== Task prompt ==
Report each line of the data that includes the word "Enter".

== Dataset ==

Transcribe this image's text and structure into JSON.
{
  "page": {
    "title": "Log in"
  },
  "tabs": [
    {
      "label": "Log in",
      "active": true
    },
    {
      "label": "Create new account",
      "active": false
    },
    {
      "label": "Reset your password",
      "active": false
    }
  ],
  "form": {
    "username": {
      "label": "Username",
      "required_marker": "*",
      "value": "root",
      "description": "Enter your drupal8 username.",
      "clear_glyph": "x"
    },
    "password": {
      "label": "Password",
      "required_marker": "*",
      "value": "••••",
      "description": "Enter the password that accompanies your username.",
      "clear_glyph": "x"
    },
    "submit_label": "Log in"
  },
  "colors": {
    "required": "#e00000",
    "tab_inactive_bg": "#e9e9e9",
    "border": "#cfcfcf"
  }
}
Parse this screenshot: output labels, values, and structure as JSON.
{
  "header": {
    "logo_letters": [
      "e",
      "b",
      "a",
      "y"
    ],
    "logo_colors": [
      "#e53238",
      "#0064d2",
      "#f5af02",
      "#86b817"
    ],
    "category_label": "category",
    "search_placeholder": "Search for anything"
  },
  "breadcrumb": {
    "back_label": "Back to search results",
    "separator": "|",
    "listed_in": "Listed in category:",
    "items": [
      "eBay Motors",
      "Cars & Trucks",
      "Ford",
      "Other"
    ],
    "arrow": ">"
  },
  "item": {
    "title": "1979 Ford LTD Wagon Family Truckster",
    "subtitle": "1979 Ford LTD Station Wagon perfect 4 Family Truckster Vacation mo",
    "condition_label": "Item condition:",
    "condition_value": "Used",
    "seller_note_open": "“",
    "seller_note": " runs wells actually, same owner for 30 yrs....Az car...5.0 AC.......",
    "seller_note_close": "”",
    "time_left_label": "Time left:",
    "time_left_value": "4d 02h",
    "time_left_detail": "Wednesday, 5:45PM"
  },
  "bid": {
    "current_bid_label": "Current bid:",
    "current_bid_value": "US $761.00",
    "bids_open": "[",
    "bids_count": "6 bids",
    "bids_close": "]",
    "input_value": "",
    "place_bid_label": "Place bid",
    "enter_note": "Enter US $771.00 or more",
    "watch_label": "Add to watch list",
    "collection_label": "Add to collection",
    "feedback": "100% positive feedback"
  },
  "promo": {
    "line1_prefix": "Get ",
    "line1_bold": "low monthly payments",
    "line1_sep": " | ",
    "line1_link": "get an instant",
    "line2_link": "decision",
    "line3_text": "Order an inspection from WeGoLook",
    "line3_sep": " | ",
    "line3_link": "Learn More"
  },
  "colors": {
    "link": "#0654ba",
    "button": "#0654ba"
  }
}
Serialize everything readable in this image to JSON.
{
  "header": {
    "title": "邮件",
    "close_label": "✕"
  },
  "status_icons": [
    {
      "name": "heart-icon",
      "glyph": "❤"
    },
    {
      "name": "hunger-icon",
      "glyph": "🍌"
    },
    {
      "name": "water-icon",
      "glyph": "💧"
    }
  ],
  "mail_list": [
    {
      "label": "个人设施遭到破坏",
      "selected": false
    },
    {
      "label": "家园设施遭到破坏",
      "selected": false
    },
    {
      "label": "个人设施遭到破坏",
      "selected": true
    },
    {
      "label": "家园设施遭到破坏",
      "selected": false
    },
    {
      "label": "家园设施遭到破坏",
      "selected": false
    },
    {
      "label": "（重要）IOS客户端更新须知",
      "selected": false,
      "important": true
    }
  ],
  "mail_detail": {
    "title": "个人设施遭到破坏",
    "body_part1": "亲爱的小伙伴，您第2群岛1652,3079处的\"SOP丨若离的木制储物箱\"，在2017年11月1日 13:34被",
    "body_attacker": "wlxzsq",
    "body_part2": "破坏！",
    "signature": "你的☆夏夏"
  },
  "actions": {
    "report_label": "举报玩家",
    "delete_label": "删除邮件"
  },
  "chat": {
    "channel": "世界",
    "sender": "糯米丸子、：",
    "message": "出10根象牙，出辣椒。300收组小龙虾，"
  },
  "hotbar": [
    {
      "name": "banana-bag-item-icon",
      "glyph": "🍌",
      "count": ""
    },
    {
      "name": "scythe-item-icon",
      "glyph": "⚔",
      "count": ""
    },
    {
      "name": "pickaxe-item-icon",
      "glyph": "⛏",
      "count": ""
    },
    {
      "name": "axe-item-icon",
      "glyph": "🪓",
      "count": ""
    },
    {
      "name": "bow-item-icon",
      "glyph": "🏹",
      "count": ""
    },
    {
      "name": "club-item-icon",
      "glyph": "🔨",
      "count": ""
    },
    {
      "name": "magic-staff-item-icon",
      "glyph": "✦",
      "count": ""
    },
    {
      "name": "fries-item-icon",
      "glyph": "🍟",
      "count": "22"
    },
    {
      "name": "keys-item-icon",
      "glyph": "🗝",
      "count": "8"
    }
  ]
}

== Answer for the task ==
      "description": "Enter your drupal8 username.",
      "description": "Enter the password that accompanies your username.",
    "enter_note": "Enter US $771.00 or more",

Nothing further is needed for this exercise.